**Consigne 1:** Réécrivez le passage du texte sur la production de vaccins en Afrique qui commence aux mots « Dès lors, la » et s'arrête après « sur le continent. », en remplaçant « vaccins » par « médicaments ».
**Consigne 2:** Énumérez, s'il vous plaît, tous les produits dont la « Déclaration de Lusaka » prône la production locale selon le texte sur la production de vaccins en Afrique.

**Texte de l'exercice:**
Dès lors, la « Déclaration de Lusaka » adoptée au cours de cette conférence plaide en faveur de solutions locales par la mise en place d'une production locale de vaccins, de diagnostics, de thérapies et d'autres produits médicaux.
1% de vaccins produits en Afrique
Selon Africa CDC, environ de 1% des vaccins, 5% des diagnostics et 30% des produits thérapeutiques utilisés en Afrique sont actuellement fabriqués sur le continent.
Les experts soulignent en conséquence le besoin urgent de renforcer les capacités de production médicale de l'Afrique afin d'améliorer son autosuffisance médicale et de réduire sa vulnérabilité aux ruptures d'approvisionnement.
« Au cours des deux dernières années, nous avons pu réfléchir à la feuille de route en termes de ce qui est nécessaire pour que la fabrication locale de vaccins arrive à terme. Nous pourrons atteindre 60% des vaccins fabriqués sur le continent et destinés à être utilisés par la population », soutient Akhona Tshangela.

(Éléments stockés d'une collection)

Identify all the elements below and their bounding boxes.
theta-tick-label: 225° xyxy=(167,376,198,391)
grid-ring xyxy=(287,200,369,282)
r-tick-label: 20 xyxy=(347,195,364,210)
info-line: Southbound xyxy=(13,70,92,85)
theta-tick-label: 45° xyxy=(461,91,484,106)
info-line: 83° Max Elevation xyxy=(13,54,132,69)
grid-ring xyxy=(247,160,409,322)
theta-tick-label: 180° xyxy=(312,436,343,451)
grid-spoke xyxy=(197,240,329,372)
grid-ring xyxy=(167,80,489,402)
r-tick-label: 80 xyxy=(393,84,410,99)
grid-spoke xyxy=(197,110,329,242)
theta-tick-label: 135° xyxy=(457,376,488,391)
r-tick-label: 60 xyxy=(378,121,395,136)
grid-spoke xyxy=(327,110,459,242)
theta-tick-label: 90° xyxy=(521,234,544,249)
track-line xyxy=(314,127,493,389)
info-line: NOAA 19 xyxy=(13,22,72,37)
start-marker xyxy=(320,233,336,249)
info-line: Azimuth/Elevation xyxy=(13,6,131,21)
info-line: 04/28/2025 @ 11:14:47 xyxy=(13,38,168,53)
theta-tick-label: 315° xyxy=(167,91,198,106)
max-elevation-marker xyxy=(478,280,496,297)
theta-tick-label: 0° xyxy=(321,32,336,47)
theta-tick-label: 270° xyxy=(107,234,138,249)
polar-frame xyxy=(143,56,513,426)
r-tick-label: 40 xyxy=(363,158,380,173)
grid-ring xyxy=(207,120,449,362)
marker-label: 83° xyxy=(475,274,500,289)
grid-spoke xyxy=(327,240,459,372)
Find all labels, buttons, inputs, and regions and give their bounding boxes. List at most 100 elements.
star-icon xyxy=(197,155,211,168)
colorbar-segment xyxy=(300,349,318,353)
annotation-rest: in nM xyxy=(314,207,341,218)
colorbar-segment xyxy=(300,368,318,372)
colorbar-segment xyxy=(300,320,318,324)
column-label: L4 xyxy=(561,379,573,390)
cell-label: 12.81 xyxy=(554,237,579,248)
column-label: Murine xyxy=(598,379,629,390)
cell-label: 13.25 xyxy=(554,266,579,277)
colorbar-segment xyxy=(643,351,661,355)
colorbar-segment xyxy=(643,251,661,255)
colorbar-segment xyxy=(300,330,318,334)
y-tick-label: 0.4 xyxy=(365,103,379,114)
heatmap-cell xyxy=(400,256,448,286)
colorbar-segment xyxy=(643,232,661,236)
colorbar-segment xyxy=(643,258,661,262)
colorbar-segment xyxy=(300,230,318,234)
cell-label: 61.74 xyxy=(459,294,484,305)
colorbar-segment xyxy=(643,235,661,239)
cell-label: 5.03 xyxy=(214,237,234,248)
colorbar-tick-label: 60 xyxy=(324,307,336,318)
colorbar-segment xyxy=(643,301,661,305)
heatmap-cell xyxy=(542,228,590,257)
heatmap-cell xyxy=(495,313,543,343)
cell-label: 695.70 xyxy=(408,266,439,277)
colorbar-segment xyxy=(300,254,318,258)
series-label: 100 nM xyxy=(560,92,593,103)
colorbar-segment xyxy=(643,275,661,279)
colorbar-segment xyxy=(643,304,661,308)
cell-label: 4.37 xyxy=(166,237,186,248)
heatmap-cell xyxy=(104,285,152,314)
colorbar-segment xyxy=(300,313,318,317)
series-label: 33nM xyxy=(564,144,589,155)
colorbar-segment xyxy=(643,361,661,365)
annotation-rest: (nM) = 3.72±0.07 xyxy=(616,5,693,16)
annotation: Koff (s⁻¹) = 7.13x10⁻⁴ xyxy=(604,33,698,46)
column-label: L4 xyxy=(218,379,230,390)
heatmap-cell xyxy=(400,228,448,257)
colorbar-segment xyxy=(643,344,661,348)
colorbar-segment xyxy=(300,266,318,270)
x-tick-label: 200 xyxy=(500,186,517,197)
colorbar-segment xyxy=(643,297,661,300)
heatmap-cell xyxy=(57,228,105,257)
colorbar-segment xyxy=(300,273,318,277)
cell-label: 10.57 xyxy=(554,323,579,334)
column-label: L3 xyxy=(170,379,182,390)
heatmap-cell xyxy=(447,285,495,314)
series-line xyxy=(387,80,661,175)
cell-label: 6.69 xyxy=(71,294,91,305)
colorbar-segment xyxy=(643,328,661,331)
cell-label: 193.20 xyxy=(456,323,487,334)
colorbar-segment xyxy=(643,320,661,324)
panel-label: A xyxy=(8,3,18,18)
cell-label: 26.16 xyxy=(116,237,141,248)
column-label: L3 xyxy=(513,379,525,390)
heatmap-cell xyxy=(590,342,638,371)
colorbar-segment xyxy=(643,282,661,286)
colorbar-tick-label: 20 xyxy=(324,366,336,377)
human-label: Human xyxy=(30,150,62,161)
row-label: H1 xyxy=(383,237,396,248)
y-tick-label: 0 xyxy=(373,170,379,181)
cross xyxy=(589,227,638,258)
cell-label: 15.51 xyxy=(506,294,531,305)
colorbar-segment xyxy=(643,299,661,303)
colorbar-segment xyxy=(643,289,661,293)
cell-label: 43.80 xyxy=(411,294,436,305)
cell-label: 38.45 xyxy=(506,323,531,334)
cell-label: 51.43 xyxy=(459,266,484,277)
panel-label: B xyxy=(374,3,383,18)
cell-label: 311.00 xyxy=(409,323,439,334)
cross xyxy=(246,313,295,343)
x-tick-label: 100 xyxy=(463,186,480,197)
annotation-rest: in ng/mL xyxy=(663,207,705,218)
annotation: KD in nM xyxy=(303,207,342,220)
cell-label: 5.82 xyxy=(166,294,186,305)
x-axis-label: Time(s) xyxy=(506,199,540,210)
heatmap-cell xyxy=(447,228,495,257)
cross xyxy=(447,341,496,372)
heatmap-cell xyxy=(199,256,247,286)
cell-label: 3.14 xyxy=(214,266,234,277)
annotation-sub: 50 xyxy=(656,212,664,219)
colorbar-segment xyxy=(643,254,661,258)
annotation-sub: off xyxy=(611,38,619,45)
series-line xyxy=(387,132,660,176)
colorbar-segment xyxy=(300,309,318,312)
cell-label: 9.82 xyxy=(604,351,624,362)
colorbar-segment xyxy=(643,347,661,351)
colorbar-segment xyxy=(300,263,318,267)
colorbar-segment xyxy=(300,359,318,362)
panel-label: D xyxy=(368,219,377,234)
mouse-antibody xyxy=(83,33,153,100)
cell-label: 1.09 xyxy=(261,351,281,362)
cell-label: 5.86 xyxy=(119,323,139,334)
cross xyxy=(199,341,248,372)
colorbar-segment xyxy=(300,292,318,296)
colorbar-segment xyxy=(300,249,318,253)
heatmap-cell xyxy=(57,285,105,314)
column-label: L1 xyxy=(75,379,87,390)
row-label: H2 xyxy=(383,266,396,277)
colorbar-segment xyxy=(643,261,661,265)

**Réponse attendue 1:**
Dès lors, la « Déclaration de Lusaka » adoptée au cours de cette conférence plaide en faveur de solutions locales par la mise en place d'une production locale de médicaments, de diagnostics, de thérapies et d'autres produits médicaux.
1% de médicaments produits en Afrique
Selon Africa CDC, environ de 1% des médicaments, 5% des diagnostics et 30% des produits thérapeutiques utilisés en Afrique sont actuellement fabriqués sur le continent.

**Réponse attendue 2:**
- vaccins
- diagnostics
- thérapies
- autres produits médicaux